_TASK TO CARRY OUT:_ Each line below should be quoted exactly, please.

_EXTRACTED ENTRIES:_
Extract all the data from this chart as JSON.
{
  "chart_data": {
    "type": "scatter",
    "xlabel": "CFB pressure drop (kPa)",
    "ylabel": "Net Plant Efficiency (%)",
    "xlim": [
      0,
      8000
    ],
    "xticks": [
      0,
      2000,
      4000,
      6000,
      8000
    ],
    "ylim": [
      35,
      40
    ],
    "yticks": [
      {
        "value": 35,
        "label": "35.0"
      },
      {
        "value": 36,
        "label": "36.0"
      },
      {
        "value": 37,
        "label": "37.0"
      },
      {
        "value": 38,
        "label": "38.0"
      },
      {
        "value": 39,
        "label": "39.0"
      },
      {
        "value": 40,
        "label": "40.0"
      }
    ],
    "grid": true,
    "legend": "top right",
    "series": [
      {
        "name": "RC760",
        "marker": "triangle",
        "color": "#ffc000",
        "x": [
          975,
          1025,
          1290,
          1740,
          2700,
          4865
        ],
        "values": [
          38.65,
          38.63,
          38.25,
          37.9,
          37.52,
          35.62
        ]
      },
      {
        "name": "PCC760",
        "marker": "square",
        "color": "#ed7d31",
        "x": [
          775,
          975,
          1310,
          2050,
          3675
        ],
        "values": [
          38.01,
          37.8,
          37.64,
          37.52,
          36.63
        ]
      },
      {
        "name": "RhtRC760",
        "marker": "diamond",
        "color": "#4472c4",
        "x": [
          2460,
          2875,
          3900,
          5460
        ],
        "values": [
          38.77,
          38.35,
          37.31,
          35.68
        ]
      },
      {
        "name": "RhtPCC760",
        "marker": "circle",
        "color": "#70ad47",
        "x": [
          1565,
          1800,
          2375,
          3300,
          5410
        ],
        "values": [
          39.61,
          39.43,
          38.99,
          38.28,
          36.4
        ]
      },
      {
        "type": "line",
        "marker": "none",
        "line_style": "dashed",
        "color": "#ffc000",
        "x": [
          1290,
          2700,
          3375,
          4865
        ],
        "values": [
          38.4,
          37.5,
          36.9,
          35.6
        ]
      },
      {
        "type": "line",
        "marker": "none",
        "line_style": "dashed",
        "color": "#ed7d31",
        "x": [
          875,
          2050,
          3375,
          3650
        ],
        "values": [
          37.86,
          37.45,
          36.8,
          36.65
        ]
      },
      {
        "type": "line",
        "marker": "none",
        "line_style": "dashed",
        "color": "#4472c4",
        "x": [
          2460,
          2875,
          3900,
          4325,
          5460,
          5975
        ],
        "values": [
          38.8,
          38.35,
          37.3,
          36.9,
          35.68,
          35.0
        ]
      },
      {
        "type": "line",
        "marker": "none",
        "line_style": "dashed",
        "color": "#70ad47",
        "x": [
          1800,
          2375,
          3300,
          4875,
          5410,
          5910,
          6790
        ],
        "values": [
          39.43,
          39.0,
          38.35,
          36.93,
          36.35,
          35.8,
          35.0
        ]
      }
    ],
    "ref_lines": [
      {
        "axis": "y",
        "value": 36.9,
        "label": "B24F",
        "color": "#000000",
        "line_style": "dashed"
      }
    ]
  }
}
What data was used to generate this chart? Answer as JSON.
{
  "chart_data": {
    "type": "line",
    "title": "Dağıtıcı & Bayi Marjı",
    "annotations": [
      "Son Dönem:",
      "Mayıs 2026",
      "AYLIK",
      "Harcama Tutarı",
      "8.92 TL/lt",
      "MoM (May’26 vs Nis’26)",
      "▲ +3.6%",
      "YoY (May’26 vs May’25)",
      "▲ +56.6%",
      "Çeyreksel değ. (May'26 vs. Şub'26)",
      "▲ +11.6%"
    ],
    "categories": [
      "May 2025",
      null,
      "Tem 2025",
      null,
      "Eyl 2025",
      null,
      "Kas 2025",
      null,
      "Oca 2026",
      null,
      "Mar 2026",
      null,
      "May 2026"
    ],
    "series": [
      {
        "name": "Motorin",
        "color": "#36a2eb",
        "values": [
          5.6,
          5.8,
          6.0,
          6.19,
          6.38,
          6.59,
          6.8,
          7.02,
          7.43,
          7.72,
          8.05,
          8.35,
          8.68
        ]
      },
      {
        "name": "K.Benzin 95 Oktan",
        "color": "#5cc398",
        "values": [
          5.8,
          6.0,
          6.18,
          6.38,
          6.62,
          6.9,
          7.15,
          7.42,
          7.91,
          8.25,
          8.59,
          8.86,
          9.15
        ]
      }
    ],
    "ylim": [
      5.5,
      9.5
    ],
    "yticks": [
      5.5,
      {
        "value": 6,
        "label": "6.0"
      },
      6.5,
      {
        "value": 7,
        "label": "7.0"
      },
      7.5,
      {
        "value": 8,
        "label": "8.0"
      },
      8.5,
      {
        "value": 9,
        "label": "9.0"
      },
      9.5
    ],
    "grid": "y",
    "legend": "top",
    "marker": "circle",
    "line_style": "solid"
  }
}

_SOLUTION FOR THIS PROBLEM:_
Extract all the data from this chart as JSON.
{
  "chart_data": {
    "type": "scatter",
    "xlabel": "CFB pressure drop (kPa)",
    "ylabel": "Net Plant Efficiency (%)",
    "xlim": [
      0,
      8000
    ],
    "xticks": [
      0,
      2000,
      4000,
      6000,
      8000
    ],
    "ylim": [
      35,
      40
    ],
    "yticks": [
      {
        "value": 35,
        "label": "35.0"
      },
      {
        "value": 36,
        "label": "36.0"
      },
      {
        "value": 37,
        "label": "37.0"
      },
      {
        "value": 38,
        "label": "38.0"
      },
      {
        "value": 39,
        "label": "39.0"
      },
      {
        "value": 40,
        "label": "40.0"
      }
    ],
    "grid": true,
    "legend": "top right",
    "series": [
      {
        "name": "RC760",
        "marker": "triangle",
        "color": "#ffc000",
        "x": [
          975,
          1025,
          1290,
          1740,
          2700,
          4865
        ],
        "values": [
          38.65,
          38.63,
          38.25,
          37.9,
          37.52,
          35.62
        ]
      },
      {
        "name": "PCC760",
        "marker": "square",
        "color": "#ed7d31",
        "x": [
          775,
          975,
          1310,
          2050,
          3675
        ],
        "values": [
          38.01,
          37.8,
          37.64,
          37.52,
          36.63
        ]
      },
      {
        "name": "RhtRC760",
        "marker": "diamond",
        "color": "#4472c4",
        "x": [
          2460,
          2875,
          3900,
          5460
        ],
        "values": [
          38.77,
          38.35,
          37.31,
          35.68
        ]
      },
      {
        "name": "RhtPCC760",
        "marker": "circle",
        "color": "#70ad47",
        "x": [
          1565,
          1800,
          2375,
          3300,
          5410
        ],
        "values": [
          39.61,
          39.43,
          38.99,
          38.28,
          36.4
        ]
      },
      {
        "type": "line",
        "marker": "none",
        "line_style": "dashed",
        "color": "#ffc000",
        "x": [
          1290,
          2700,
          3375,
          4865
        ],
        "values": [
          38.4,
          37.5,
          36.9,
          35.6
        ]
      },
      {
        "type": "line",
        "marker": "none",
        "line_style": "dashed",
        "color": "#ed7d31",
        "x": [
          875,
          2050,
          3375,
          3650
        ],
        "values": [
          37.86,
          37.45,
          36.8,
          36.65
        ]
      },
      {
        "type": "line",
        "marker": "none",
        "line_style": "dashed",
        "color": "#4472c4",
        "x": [
          2460,
          2875,
          3900,
          4325,
          5460,
          5975
        ],
        "values": [
          38.8,
          38.35,
          37.3,
          36.9,
          35.68,
          35.0
        ]
      },
      {
        "type": "line",
        "marker": "none",
        "line_style": "dashed",
        "color": "#70ad47",
        "x": [
          1800,
          2375,
          3300,
          4875,
          5410,
          5910,
          6790
        ],
        "values": [
          39.43,
          39.0,
          38.35,
          36.93,
          36.35,
          35.8,
          35.0
        ]
      }
    ],
    "ref_lines": [
      {
        "axis": "y",
        "value": 36.9,
        "label": "B24F",
        "color": "#000000",
        "line_style": "dashed"
      }
    ]
  }
}
What data was used to generate this chart? Answer as JSON.
{
  "chart_data": {
    "type": "line",
    "title": "Dağıtıcı & Bayi Marjı",
    "annotations": [
      "Son Dönem:",
      "Mayıs 2026",
      "AYLIK",
      "Harcama Tutarı",
      "8.92 TL/lt",
      "MoM (May’26 vs Nis’26)",
      "▲ +3.6%",
      "YoY (May’26 vs May’25)",
      "▲ +56.6%",
      "Çeyreksel değ. (May'26 vs. Şub'26)",
      "▲ +11.6%"
    ],
    "categories": [
      "May 2025",
      null,
      "Tem 2025",
      null,
      "Eyl 2025",
      null,
      "Kas 2025",
      null,
      "Oca 2026",
      null,
      "Mar 2026",
      null,
      "May 2026"
    ],
    "series": [
      {
        "name": "Motorin",
        "color": "#36a2eb",
        "values": [
          5.6,
          5.8,
          6.0,
          6.19,
          6.38,
          6.59,
          6.8,
          7.02,
          7.43,
          7.72,
          8.05,
          8.35,
          8.68
        ]
      },
      {
        "name": "K.Benzin 95 Oktan",
        "color": "#5cc398",
        "values": [
          5.8,
          6.0,
          6.18,
          6.38,
          6.62,
          6.9,
          7.15,
          7.42,
          7.91,
          8.25,
          8.59,
          8.86,
          9.15
        ]
      }
    ],
    "ylim": [
      5.5,
      9.5
    ],
    "yticks": [
      5.5,
      {
        "value": 6,
        "label": "6.0"
      },
      6.5,
      {
        "value": 7,
        "label": "7.0"
      },
      7.5,
      {
        "value": 8,
        "label": "8.0"
      },
      8.5,
      {
        "value": 9,
        "label": "9.0"
      },
      9.5
    ],
    "grid": "y",
    "legend": "top",
    "marker": "circle",
    "line_style": "solid"
  }
}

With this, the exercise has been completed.